• [What is required] Select and copy out every line in the records containing "собственности".

**** Material provided

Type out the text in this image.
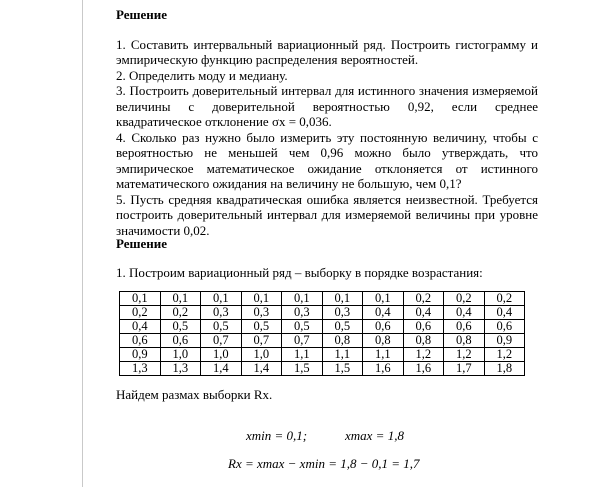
Решение
1. Составить интервальный вариационный ряд. Построить гистограмму и эмпирическую функцию распределения вероятностей.
2. Определить моду и медиану.
3. Построить доверительный интервал для истинного значения измеряемой величины с доверительной вероятностью 0,92, если среднее квадратическое отклонение σx = 0,036.
4. Сколько раз нужно было измерить эту постоянную величину, чтобы с вероятностью не меньшей чем 0,96 можно было утверждать, что эмпирическое математическое ожидание отклоняется от истинного математического ожидания на величину не большую, чем 0,1?
5. Пусть средняя квадратическая ошибка является неизвестной. Требуется построить доверительный интервал для измеряемой величины при уровне значимости 0,02.
Решение
1. Построим вариационный ряд – выборку в порядке возрастания:
0,1	0,1	0,1	0,1	0,1	0,1	0,1	0,2	0,2	0,2
0,2	0,2	0,3	0,3	0,3	0,3	0,4	0,4	0,4	0,4
0,4	0,5	0,5	0,5	0,5	0,5	0,6	0,6	0,6	0,6
0,6	0,6	0,7	0,7	0,7	0,8	0,8	0,8	0,8	0,9
0,9	1,0	1,0	1,0	1,1	1,1	1,1	1,2	1,2	1,2
1,3	1,3	1,4	1,4	1,5	1,5	1,6	1,6	1,7	1,8
Найдем размах выборки Rx.
xmin = 0,1;	xmax = 1,8
Rx = xmax − xmin = 1,8 − 0,1 = 1,7
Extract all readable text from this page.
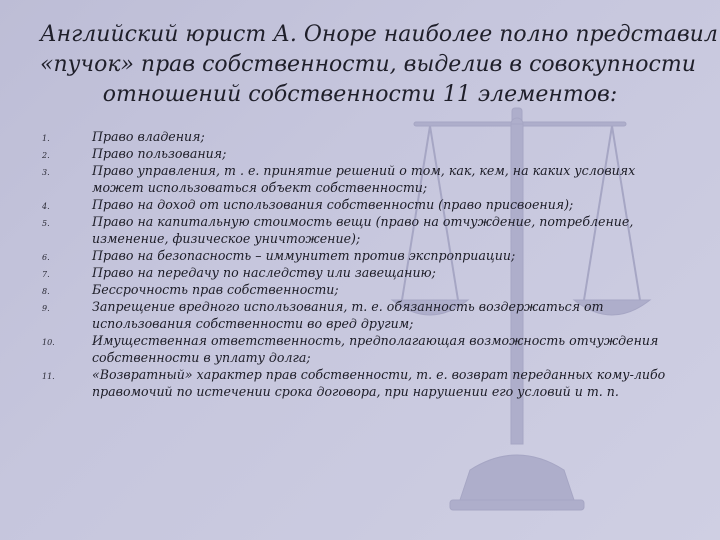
Английский юрист А. Оноре наиболее полно представил
«пучок» прав собственности, выделив в совокупности
отношений собственности 11 элементов:
1.	Право владения;
2.	Право пользования;
3.	Право управления, т . е. принятие решений о том, как, кем, на каких условиях может использоваться объект собственности;
4.	Право на доход от использования собственности (право присвоения);
5.	Право на капитальную стоимость вещи (право на отчуждение, потребление, изменение, физическое уничтожение);
6.	Право на безопасность – иммунитет против экспроприации;
7.	Право на передачу по наследству или завещанию;
8.	Бессрочность прав собственности;
9.	Запрещение вредного использования, т. е. обязанность воздержаться от использования собственности во вред другим;
10.	Имущественная ответственность, предполагающая возможность отчуждения собственности в уплату долга;
11.	«Возвратный» характер прав собственности, т. е. возврат переданных кому-либо правомочий по истечении срока договора, при нарушении его условий и т. п.
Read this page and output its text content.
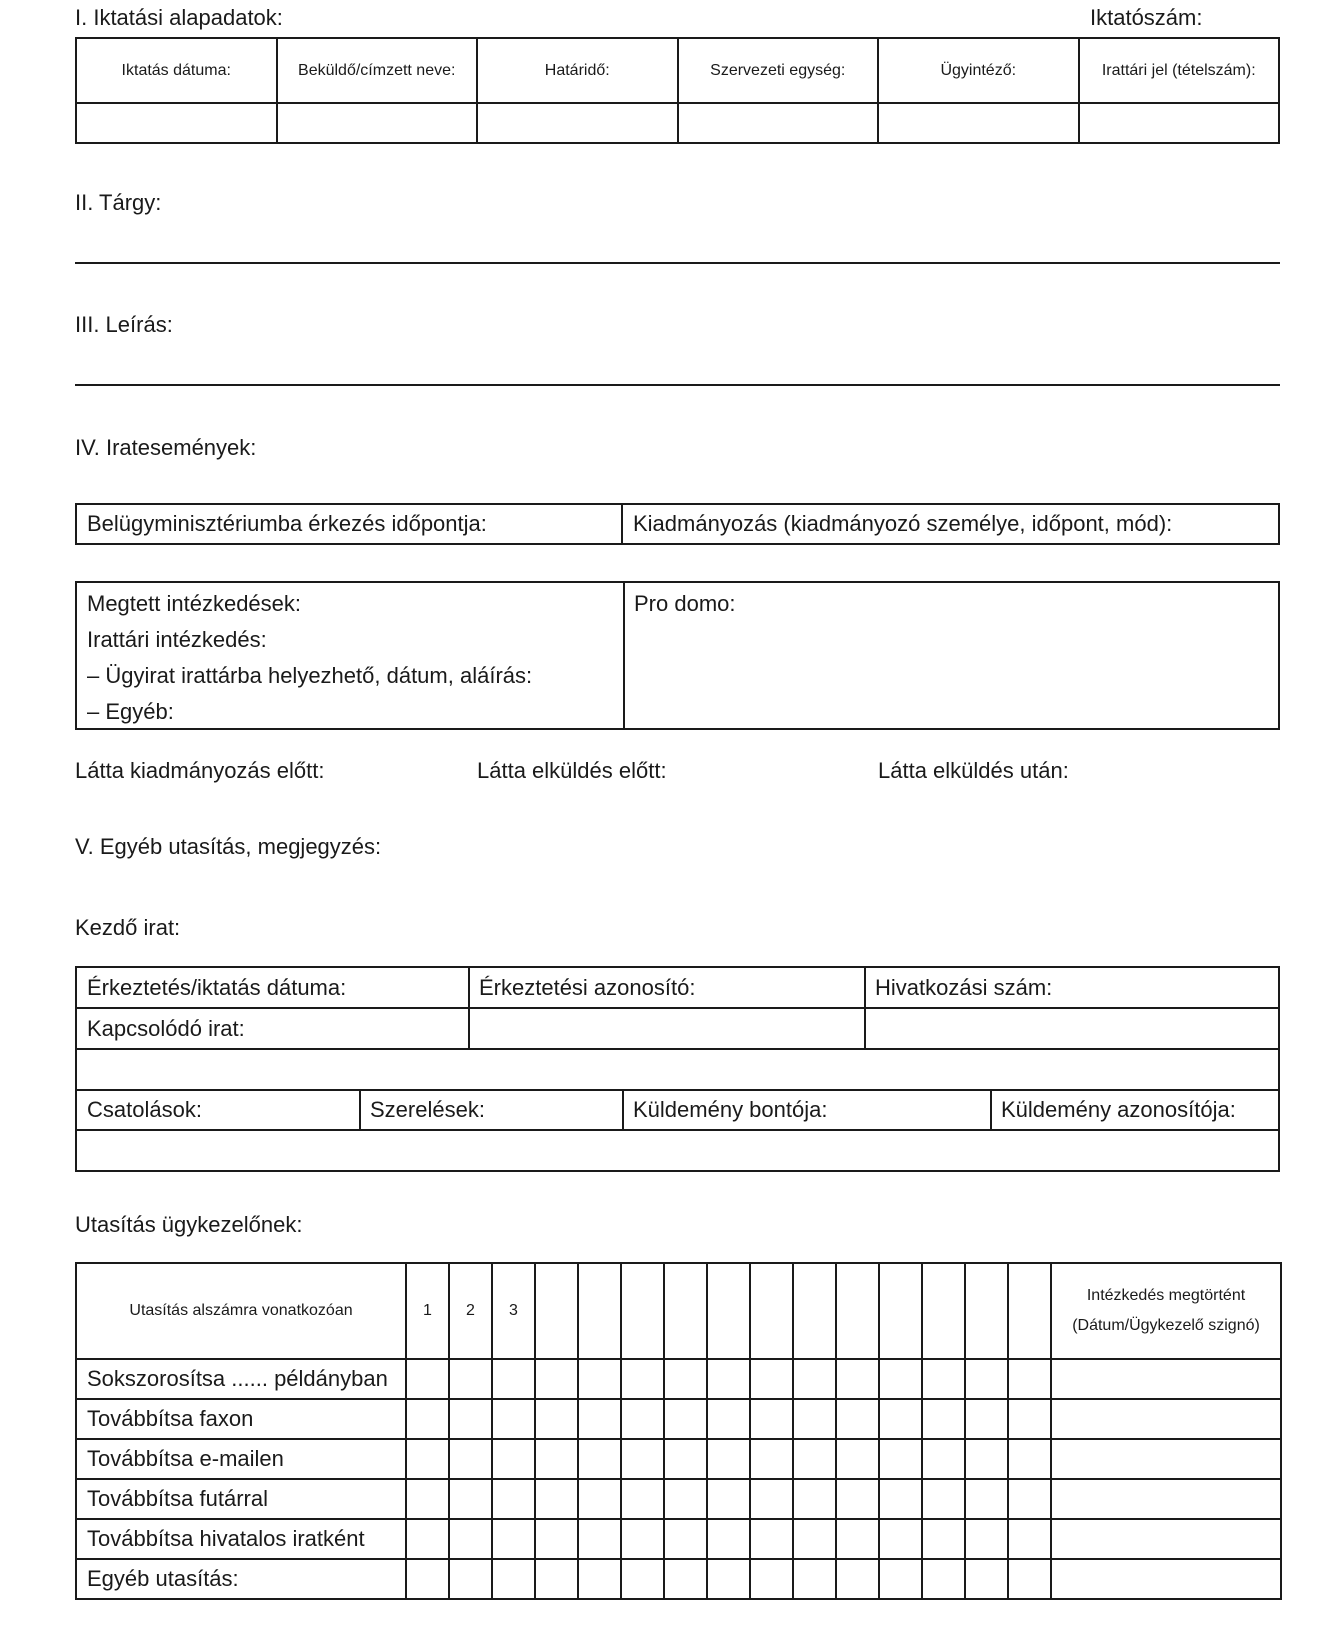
I. Iktatási alapadatok:	Iktatószám:
Iktatás dátuma:	Beküldő/címzett neve:	Határidő:	Szervezeti egység:	Ügyintéző:	Irattári jel (tételszám):

II. Tárgy:
III. Leírás:
IV. Iratesemények:
Belügyminisztériumba érkezés időpontja:	Kiadmányozás (kiadmányozó személye, időpont, mód):
Megtett intézkedések:
Irattári intézkedés:
– Ügyirat irattárba helyezhető, dátum, aláírás:
– Egyéb:
Pro domo:
Látta kiadmányozás előtt:	Látta elküldés előtt:	Látta elküldés után:
V. Egyéb utasítás, megjegyzés:
Kezdő irat:
Érkeztetés/iktatás dátuma:	Érkeztetési azonosító:	Hivatkozási szám:
Kapcsolódó irat:
Csatolások:	Szerelések:	Küldemény bontója:	Küldemény azonosítója:
Utasítás ügykezelőnek:
Utasítás alszámra vonatkozóan	1	2	3													Intézkedés megtörtént (Dátum/Ügykezelő szignó)
Sokszorosítsa ...... példányban																
Továbbítsa faxon																
Továbbítsa e-mailen																
Továbbítsa futárral																
Továbbítsa hivatalos iratként																
Egyéb utasítás:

********

• [Exercise answer]
«пучок» прав собственности, выделив в совокупности
отношений собственности 11 элементов:
3.	Право управления, т . е. принятие решений о том, как, кем, на каких условиях может использоваться объект собственности;
4.	Право на доход от использования собственности (право присвоения);
8.	Бессрочность прав собственности;
9.	Запрещение вредного использования, т. е. обязанность воздержаться от использования собственности во вред другим;
10.	Имущественная ответственность, предполагающая возможность отчуждения собственности в уплату долга;
11.	«Возвратный» характер прав собственности, т. е. возврат переданных кому-либо правомочий по истечении срока договора, при нарушении его условий и т. п.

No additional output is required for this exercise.